▶ **提供抜粋**:

2008-11-19 17:38:36 | 政治
■お話は変わって大阪の市議会が改革される!という嬉しいニュースです。

大阪市議会(定数89)が、委員会での採決を追認するだけで形骸化していると批判されている本会議で、12月定例会から一般質問を導入するなど、遅まきながら議会改革に乗り出すことが18日、わかった。本会議では質問経験すらないベテラン市議も数多くいるほど審議が形式化していた。

■あれ?大阪市議会では一般質問をしなかったのですか?質問をしないのなら政務調査費など一銭も使わなくて済んで安上がりで結構な話かと思えば、たっぷり使っていたのでした。株主総会にはシャンシャン総会という世界でも珍しい数分かで終わる儀式があるそうですが、案件を居眠りしながら聞いて、あとは根回し通りに賛成するだけなら小学生でも務まりそうな、実に気楽な商売ですなあ。こんな議会の実態を承知の上で大阪市民の皆さんは選挙に参加し続けていたのでしょうか?寛容さも度が過ぎると怠慢になりますぞ。


……委員会での直接傍聴や録音録画をこれまで同様に原則として認めておらず、「閉鎖性」を残したままの議会改革の「本気度」に疑問の声も上がっている。一般質問が導入される12月定例会では、平成19年度の一般会計決算について審議。全会派から1人ずつ計4人が30分程度質問する予定。日程を確保するために、市内施設などを視察する実地調査を取りやめるという。

▶ **記録一覧**:
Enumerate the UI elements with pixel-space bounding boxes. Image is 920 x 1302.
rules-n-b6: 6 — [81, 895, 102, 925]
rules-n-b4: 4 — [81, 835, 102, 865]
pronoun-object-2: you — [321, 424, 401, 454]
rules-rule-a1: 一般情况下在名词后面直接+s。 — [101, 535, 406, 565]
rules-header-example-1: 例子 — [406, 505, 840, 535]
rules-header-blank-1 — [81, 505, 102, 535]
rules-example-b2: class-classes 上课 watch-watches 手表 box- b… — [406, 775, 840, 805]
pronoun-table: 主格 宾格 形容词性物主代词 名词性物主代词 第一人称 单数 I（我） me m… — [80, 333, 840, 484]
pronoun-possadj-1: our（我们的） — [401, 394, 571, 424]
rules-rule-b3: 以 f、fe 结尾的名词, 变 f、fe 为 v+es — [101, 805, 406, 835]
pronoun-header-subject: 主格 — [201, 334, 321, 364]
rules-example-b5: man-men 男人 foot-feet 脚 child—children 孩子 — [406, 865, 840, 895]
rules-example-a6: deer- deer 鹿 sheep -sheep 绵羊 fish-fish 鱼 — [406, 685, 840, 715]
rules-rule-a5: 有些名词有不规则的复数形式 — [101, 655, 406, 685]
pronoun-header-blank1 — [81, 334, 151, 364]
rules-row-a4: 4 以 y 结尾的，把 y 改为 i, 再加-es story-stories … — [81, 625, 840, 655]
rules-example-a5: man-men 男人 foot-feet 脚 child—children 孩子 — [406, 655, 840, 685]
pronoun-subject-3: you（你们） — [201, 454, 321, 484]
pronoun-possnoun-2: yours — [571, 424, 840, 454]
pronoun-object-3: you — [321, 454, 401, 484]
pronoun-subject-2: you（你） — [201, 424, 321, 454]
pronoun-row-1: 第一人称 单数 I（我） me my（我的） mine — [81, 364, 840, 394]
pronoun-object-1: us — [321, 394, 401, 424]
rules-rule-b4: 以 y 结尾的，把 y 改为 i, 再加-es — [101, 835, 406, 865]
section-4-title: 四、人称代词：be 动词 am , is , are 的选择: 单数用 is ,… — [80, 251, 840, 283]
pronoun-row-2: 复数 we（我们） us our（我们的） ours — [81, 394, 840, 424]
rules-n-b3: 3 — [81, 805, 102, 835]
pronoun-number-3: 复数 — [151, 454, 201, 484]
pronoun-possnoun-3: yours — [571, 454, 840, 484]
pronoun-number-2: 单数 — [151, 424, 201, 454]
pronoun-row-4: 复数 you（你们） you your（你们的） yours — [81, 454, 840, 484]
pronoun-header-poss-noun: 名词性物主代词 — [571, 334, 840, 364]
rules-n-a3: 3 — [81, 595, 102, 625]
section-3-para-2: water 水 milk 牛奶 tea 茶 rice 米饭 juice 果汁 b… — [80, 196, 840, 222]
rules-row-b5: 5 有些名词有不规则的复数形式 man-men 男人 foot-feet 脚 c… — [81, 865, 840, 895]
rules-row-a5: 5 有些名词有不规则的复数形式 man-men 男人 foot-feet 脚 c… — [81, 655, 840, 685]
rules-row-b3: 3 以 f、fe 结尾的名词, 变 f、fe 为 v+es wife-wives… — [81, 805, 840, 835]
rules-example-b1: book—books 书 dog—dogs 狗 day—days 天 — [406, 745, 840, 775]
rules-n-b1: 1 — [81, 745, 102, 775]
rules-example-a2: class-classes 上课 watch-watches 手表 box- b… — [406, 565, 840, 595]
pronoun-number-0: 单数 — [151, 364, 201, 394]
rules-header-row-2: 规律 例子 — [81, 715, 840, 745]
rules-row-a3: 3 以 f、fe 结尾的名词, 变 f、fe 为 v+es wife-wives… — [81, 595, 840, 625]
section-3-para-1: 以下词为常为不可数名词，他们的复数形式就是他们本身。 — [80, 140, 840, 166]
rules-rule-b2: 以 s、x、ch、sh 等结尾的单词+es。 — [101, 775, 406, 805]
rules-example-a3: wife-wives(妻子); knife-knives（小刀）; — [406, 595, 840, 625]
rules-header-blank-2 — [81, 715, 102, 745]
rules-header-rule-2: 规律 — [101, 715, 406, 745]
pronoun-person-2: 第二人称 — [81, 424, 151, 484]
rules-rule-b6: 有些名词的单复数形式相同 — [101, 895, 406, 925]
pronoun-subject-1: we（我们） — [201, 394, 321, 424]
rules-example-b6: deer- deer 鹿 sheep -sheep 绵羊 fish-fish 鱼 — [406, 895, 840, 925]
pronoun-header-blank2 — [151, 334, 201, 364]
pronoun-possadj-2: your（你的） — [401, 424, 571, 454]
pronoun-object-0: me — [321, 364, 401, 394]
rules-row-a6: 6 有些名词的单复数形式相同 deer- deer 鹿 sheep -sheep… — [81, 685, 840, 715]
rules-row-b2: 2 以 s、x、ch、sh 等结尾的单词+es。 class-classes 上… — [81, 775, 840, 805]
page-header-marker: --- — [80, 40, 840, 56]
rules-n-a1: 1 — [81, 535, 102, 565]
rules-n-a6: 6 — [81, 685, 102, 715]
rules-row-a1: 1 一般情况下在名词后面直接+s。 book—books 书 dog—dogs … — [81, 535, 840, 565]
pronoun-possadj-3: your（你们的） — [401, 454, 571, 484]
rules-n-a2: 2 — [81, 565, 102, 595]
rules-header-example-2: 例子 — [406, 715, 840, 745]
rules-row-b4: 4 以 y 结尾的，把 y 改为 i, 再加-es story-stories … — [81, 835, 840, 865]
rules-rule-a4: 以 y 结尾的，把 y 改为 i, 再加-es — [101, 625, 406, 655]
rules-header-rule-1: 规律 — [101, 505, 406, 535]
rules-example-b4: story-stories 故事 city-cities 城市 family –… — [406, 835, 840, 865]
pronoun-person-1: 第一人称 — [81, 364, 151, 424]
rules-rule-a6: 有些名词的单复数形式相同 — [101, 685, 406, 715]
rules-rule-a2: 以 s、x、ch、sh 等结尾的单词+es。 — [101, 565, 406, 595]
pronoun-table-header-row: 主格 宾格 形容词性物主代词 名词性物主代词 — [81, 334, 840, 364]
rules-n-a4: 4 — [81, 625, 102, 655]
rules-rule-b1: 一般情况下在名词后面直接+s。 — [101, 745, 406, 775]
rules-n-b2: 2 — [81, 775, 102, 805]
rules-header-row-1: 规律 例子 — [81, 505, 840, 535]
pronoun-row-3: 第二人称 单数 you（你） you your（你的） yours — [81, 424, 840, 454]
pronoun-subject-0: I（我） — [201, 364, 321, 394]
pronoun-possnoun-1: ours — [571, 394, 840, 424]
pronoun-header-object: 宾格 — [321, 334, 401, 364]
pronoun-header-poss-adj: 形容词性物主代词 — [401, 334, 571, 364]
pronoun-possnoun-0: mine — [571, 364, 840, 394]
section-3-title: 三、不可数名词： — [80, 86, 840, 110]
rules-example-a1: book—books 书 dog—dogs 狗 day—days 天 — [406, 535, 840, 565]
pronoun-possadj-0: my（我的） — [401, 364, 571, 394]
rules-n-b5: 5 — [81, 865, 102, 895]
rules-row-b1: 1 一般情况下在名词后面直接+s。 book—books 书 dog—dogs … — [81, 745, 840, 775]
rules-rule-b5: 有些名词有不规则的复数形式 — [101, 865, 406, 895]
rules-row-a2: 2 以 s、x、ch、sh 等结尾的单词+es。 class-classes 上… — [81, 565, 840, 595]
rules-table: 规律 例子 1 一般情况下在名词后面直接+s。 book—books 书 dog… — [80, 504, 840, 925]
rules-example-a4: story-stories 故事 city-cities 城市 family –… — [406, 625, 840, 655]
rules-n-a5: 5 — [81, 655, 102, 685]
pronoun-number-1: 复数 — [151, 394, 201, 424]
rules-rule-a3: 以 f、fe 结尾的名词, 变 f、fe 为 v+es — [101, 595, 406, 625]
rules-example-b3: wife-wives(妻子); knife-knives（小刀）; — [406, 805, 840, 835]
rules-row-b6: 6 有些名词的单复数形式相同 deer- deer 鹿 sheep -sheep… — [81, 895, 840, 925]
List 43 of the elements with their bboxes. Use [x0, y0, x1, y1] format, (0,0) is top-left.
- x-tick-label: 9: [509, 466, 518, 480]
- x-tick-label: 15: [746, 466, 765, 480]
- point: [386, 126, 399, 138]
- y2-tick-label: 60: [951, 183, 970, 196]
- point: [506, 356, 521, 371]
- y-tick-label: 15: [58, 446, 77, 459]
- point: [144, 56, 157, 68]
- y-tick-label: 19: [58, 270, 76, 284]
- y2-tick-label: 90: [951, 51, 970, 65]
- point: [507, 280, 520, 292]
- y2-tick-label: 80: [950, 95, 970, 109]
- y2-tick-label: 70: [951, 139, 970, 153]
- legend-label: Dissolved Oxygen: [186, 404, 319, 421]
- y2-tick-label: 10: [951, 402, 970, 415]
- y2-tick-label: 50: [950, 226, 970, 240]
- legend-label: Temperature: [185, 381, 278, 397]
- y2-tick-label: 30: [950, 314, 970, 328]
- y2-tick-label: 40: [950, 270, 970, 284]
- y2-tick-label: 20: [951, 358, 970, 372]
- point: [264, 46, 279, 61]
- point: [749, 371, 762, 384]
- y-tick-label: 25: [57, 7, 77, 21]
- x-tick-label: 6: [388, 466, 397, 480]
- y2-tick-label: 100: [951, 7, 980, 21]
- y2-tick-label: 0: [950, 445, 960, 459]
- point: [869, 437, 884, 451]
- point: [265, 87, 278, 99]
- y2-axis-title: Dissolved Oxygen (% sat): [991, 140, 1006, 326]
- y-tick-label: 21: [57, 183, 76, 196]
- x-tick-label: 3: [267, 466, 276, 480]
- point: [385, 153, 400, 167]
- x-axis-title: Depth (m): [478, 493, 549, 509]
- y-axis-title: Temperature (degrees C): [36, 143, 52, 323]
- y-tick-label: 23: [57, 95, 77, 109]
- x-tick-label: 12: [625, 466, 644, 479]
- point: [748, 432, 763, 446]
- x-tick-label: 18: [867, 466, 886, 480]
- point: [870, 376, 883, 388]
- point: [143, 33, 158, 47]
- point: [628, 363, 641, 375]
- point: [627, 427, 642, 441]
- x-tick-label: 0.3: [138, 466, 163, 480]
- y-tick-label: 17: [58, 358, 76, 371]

▶ **課題文 A**: 大阪市議会の改革についての文章によると、12月定例会の一般質問では何人が質問する予定ですか。
▶ **課題文 B**: 大阪市議会の改革についての文章を、最後の文の後から書き継いでください。

▶ **解答 A**: 全会派から1人ずつ、計4人が質問する予定です。

▶ **解答 B**:
■完全な密室で何を話し合っているのでしょう?地元の新聞なども黙って発表される内容だけを記事にしているのなら、これまた気楽な商売ですなあ。質問もしないのに「視察」をして歩く目的も分かりません。偉そうな顔をして歩くと優越感に浸れるからなのか?接待が楽しみなのか?


大阪市議会では、慣例として14~15人の市議で構成される委員会が審議の中心になる全国でも珍しい「委員会中心方式」を採用。本会議場で各会派が質問するのは、基本的に当初予算案を審議する代表質問の場だけで、それすら会派の代表者に限られている。このため、10年以上議員を務めても、本会議場で一度も質問したことがない市議もざらだ。……本会議では、委員会の議決に従って事前の打ち合わせ通り採否を決める形式的な審議が中心で、一部の会派を除いて討論もほとんどない。採決のために議員が立ったり座ったりするだけで、傍聴人からは「何をやっているかさっぱりわらかない」という苦情もたびたび寄せられていた。

■団体で間延びした「ヒンズースクワット」をしているだけで高額な報酬を受け取れる!?世の中にはこれほど気楽な商売があるのかと驚きいる次第です。定数が87人とのことですから、この人数でちんたらスクワットをする様子は随分と間が抜けているのでしょうなあ。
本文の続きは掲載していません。